» TASK TO CARRY OUT:
State how many lines of the entries hold the string "Fischer". Reply with the number alone.

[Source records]
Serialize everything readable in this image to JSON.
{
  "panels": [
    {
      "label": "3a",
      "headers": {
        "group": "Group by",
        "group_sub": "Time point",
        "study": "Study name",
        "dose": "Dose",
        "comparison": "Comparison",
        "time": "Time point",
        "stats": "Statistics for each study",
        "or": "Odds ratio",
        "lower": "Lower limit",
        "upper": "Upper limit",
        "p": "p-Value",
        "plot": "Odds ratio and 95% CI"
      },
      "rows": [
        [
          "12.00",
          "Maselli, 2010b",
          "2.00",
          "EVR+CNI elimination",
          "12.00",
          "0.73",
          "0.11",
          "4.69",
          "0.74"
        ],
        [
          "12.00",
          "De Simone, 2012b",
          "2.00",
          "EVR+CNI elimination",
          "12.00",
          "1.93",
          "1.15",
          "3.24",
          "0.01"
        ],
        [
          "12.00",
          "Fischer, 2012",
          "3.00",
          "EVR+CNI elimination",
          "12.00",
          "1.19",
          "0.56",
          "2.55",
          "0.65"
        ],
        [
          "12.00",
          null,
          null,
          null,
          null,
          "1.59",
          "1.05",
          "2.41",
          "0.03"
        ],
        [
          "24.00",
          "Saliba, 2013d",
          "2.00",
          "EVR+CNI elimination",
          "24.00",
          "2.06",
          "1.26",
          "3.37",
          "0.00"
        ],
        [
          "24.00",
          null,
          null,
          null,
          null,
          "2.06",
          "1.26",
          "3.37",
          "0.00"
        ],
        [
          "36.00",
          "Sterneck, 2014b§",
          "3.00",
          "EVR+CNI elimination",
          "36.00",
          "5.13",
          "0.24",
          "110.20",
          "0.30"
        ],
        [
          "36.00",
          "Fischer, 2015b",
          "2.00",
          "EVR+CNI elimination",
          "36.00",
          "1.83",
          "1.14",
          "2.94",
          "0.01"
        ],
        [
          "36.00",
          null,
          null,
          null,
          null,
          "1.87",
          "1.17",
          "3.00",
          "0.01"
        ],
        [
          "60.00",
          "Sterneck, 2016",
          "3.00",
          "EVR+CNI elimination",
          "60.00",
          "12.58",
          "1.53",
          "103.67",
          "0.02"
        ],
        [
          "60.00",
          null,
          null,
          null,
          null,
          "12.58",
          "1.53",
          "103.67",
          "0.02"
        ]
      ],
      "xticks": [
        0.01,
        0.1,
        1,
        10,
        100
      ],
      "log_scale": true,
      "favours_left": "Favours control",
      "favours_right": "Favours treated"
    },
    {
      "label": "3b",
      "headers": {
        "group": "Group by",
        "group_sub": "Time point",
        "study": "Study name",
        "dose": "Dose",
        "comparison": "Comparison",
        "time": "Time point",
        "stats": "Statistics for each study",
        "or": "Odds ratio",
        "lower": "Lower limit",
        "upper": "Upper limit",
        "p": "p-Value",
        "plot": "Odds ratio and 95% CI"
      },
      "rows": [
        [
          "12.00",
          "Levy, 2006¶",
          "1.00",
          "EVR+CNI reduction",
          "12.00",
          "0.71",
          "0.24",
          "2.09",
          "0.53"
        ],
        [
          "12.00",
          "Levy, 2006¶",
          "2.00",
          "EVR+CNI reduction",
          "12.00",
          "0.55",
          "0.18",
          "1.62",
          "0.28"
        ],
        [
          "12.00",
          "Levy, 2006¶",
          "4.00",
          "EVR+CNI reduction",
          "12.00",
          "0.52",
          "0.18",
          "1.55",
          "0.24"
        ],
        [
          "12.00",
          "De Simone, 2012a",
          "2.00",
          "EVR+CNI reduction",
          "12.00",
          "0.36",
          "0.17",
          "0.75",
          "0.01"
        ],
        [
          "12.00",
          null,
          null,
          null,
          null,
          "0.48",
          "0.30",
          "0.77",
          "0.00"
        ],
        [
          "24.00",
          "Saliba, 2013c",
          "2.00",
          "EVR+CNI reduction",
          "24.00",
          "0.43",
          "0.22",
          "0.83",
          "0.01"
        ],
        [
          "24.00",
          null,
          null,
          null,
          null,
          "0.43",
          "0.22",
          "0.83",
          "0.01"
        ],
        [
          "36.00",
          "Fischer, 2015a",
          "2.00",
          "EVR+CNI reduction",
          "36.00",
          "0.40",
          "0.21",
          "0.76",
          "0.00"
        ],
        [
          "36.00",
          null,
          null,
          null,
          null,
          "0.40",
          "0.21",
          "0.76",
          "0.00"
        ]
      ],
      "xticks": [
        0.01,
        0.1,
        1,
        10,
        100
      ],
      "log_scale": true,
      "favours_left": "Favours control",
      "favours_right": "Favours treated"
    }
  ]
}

» WRITTEN SOLUTION:
3